**Directions for this task:**
Lines from the material below that hold the string "Sanidinite" are what is needed; copy each of them.

**Raw data:**
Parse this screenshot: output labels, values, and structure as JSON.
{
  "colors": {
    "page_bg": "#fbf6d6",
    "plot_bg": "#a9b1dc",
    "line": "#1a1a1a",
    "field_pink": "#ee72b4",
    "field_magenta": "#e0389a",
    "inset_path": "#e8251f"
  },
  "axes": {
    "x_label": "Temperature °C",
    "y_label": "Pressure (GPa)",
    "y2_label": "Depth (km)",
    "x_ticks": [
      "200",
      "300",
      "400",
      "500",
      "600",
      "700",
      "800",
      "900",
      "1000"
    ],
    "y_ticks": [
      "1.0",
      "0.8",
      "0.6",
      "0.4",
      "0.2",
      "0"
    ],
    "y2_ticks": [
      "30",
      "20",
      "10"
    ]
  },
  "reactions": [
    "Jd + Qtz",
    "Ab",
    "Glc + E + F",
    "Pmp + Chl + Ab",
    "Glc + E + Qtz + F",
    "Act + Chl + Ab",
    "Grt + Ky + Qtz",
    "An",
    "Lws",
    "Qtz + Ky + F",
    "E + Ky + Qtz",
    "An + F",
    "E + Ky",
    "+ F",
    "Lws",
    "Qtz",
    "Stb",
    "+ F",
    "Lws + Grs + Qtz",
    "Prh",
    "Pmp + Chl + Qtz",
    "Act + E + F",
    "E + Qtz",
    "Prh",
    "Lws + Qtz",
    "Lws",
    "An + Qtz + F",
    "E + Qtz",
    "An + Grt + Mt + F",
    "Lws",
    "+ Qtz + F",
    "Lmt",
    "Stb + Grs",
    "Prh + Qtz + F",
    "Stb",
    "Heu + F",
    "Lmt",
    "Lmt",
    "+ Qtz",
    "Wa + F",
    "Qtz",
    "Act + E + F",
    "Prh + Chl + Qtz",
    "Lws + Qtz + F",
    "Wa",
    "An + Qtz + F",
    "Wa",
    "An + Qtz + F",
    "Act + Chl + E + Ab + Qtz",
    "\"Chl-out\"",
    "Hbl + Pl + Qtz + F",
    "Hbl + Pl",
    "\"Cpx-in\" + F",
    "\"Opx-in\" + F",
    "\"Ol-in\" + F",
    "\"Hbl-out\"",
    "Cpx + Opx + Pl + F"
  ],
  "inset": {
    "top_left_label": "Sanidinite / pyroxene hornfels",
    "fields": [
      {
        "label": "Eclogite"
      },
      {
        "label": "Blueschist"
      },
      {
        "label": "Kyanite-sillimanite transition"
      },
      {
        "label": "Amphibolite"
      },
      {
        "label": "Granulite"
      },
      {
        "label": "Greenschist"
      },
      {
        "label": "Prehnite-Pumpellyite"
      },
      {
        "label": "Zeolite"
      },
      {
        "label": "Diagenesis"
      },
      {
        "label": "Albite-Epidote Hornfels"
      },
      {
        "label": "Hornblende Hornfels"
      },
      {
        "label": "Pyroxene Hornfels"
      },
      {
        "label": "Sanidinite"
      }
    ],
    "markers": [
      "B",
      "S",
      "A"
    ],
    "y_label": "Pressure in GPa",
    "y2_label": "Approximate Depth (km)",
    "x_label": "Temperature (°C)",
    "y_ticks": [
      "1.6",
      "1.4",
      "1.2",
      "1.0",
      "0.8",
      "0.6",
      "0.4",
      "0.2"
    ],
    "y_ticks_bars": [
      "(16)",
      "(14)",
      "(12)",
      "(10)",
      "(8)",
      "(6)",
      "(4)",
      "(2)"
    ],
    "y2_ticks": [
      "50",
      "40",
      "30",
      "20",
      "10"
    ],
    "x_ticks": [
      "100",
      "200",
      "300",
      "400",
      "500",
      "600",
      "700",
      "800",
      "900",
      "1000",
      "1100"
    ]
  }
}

**Expected answer:**
    "top_left_label": "Sanidinite / pyroxene hornfels",
        "label": "Sanidinite"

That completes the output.